If it's possible to overthink a problem, then it should also be possible to overfeel it.
Meaning, that it is possible to take normal good feelings, question them, flay them to within an inch of their lives... thereby to diminish the everyday joys of parenting.
Take a normal parenting event. Last week Emily Bazelon described how she discovered that her 9 year-old son throws a baseball better than she does. He catches better than she does too.
She learned this when her son began explaining that she was supposed to catch the ball in her glove, not in her bare hand.
Worse yet, Bazelon learned that she throws like a girl. I hope she was not surprised. Link here.
Of course, this is a charming anecdote. But Bazelon is a writer and thinker, and did not want just to leave it at that. So, she questioned her feelings.
Her overfeeling began with a question: "How are you supposed to feel as a parent when your child surpasses you?"
She knows that she is proud of her son's achievements. That sounds normal enough. But then, overfeelingly, she submits her feelings to psychological litmus test. Are hers the right feelings? Are hers the feelings that experts think she should be having?
Here we see an instance where the therapy culture has worked its ill effects on human experience. What else would cause a normal parent to question her normal joy?
# # # # # # #
COMPLETE THE FOLLOWING:
• A. In the essay on overfeeling parenthood, rewrite the passage from "If it's possible" up to and including "questioned her feelings.", replacing "parenting" with "child-rearing".
• B. Translate this sentence from the essay on overfeeling parenthood into Spanish: "She knows that she is proud of her son's achievements."
• C. Carry the essay on overfeeling parenthood forward from the point where it stops.
The records placed after this point are separate material and have no connection to the essay.
# # # # # # #
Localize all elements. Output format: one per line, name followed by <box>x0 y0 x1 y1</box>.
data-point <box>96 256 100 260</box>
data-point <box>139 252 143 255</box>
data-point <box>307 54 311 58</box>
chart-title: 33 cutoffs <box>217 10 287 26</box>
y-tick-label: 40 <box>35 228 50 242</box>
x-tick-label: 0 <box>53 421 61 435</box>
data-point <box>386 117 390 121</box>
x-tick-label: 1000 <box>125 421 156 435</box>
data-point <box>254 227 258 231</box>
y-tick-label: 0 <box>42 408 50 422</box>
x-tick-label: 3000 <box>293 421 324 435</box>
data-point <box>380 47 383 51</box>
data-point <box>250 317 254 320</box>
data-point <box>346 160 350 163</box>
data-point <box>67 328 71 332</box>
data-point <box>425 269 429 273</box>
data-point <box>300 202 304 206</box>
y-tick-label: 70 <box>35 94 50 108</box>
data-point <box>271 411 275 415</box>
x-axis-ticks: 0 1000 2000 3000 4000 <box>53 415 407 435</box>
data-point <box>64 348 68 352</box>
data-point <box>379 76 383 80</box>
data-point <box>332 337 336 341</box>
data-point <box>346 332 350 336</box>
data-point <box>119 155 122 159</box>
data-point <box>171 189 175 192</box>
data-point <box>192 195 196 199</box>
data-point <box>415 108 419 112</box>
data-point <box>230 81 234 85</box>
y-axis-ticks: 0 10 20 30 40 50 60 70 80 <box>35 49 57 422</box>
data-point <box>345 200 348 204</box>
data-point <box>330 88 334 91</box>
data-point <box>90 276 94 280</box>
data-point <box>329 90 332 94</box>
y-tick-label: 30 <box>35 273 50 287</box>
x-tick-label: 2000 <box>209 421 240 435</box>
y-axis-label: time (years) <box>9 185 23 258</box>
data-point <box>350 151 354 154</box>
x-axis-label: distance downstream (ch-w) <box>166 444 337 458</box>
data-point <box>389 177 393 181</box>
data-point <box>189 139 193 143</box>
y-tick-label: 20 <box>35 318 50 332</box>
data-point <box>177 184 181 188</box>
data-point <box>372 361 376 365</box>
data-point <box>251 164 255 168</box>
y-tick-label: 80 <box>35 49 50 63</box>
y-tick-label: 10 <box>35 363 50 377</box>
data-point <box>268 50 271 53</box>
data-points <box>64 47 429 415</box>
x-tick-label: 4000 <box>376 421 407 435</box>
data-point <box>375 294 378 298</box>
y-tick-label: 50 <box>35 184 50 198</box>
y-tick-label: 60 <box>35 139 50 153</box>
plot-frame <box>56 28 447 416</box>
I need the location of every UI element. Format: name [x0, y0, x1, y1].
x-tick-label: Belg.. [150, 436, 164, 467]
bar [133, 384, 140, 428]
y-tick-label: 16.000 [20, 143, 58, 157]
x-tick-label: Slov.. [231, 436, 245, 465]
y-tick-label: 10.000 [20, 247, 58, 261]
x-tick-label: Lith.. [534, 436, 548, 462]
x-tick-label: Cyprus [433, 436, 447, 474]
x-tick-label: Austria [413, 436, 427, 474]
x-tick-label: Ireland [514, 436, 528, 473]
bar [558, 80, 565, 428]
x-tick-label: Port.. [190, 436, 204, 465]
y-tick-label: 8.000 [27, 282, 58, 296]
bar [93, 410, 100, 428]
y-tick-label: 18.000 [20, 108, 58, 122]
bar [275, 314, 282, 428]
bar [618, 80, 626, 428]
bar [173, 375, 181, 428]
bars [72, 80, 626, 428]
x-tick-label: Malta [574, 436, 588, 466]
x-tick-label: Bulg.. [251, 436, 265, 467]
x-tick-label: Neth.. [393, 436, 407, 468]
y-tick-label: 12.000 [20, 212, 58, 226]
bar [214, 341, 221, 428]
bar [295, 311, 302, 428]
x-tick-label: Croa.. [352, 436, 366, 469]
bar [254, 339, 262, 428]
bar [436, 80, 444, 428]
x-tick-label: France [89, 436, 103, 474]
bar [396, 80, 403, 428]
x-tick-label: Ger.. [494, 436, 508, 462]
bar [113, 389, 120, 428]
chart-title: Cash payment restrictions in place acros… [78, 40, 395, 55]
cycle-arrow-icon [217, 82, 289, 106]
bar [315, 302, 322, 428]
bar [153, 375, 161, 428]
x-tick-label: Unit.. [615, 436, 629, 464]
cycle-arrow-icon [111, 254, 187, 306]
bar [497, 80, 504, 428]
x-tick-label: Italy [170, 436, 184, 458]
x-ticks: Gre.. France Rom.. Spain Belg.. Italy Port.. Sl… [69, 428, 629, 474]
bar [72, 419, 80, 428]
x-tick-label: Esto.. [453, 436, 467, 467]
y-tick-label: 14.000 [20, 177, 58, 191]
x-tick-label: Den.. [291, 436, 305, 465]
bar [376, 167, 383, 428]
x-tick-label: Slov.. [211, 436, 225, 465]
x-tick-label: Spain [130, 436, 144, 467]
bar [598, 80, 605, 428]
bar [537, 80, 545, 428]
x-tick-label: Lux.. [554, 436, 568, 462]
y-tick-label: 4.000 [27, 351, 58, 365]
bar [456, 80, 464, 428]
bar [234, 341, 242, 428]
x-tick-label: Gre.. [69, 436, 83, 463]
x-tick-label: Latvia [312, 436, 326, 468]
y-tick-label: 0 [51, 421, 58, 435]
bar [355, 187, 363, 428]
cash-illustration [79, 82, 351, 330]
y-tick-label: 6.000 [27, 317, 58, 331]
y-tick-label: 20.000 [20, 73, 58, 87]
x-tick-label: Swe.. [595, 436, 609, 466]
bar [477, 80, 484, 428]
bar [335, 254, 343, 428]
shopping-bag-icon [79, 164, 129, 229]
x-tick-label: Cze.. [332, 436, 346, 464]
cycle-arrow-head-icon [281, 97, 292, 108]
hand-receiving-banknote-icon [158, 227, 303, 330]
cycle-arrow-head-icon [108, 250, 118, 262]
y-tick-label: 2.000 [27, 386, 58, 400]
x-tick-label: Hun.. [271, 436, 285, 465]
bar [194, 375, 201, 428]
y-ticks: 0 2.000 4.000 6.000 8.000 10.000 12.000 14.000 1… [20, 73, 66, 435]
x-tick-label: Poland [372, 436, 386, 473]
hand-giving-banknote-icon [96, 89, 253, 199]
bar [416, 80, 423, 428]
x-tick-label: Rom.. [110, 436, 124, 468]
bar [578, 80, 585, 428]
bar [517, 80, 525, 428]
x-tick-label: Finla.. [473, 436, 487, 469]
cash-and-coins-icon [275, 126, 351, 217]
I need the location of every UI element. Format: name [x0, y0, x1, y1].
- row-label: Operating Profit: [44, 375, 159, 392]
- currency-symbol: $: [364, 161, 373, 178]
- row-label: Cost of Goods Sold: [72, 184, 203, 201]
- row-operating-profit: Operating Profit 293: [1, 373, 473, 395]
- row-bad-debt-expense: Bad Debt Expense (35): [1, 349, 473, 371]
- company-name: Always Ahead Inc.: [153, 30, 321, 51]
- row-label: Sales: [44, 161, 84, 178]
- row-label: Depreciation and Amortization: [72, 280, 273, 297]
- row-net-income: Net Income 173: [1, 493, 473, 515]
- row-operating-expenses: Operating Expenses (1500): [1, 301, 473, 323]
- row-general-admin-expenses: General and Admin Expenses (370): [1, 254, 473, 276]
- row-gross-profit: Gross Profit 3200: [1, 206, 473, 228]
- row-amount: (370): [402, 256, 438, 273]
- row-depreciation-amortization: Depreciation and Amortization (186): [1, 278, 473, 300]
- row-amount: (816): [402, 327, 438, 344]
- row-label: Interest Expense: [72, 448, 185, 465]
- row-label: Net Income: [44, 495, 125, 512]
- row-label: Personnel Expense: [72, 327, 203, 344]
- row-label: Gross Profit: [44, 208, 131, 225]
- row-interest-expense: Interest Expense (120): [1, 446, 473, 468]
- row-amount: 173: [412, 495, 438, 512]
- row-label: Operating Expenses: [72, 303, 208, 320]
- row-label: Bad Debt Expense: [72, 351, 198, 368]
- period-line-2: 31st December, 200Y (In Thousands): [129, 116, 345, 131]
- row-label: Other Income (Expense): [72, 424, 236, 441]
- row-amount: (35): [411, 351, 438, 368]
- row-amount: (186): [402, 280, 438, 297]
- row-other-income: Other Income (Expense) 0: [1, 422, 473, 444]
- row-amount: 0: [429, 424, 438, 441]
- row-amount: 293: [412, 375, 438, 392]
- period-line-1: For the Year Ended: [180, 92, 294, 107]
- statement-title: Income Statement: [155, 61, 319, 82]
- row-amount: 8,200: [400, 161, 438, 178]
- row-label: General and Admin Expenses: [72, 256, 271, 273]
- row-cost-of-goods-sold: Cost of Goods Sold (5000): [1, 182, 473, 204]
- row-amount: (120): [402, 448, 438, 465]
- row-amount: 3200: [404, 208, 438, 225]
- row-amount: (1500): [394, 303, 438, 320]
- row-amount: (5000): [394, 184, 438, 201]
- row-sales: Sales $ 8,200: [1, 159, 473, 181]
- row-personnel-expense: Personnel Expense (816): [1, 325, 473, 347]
# # # # # # #
EXERCISE RESULTS:
• A.
If it's possible to overthink a problem, then it should also be possible to overfeel it.
Meaning, that it is possible to take normal good feelings, question them, flay them to within an inch of their lives... thereby to diminish the everyday joys of child-rearing.
Take a normal child-rearing event. Last week Emily Bazelon described how she discovered that her 9 year-old son throws a baseball better than she does. He catches better than she does too.
She learned this when her son began explaining that she was supposed to catch the ball in her glove, not in her bare hand.
Worse yet, Bazelon learned that she throws like a girl. I hope she was not surprised. Link here.
Of course, this is a charming anecdote. But Bazelon is a writer and thinker, and did not want just to leave it at that. So, she questioned her feelings.

• B. Sabe que está orgullosa de los logros de su hijo.

• C.
Joy alone is not enough, so Bazelon must confess to feelings of competitiveness. She is embarrassed because her son has to teach her how to throw and catch a baseball. Worse yet, she is slightly embarrassed that this same 9 year-old can beat her-- a writer, no less-- at Scrabble.
Why might Bazelon feel competitive when playing Scrabble with her son? Might it not be because Scrabble is a competitive game, and normally provokes feelings of competitiveness.
Given that the boy is her son, she has mixed feelings. When he boy wins, he is not just another competitor; he is also a teammate. When her child wins, she wins too.
Such common sense explanations do not seem to satisfy Bazelon's need to overfeel. She asks whether her competitive emotions have a deeper meaning.
And she answers by linking her feelings of competitiveness to the story of the Greek god Chronos, who devoured all but one of his children.
As you know, Freud, his followers and his detractors, taught us that the most horrifying mythic analogies are necessarily closest to the truth. Thus, Bazelon is indulging a mental habit that the therapy culture has taught us.
Obviously, the analogy is overkill, both mythic and rhetorical.
While it is true that some parents are threatened by the successes of their children, these are aberrations and exceptions, not the basic truth about human motivation.
Mythologizing emotion leads people to overfeel, to indulge feelings that have less to do with the situation at hand and more to do with wanting to belong to the therapy culture.
A day after Bazelon's column was posted, Samantha Henig responded and took the discussion to a stranger level still. Link here.
Apparently, Henig's mother taught her that parents should never take pride in their children's achievements. Her mother believed that "pride was just a way of taking ownership of your kid's success?"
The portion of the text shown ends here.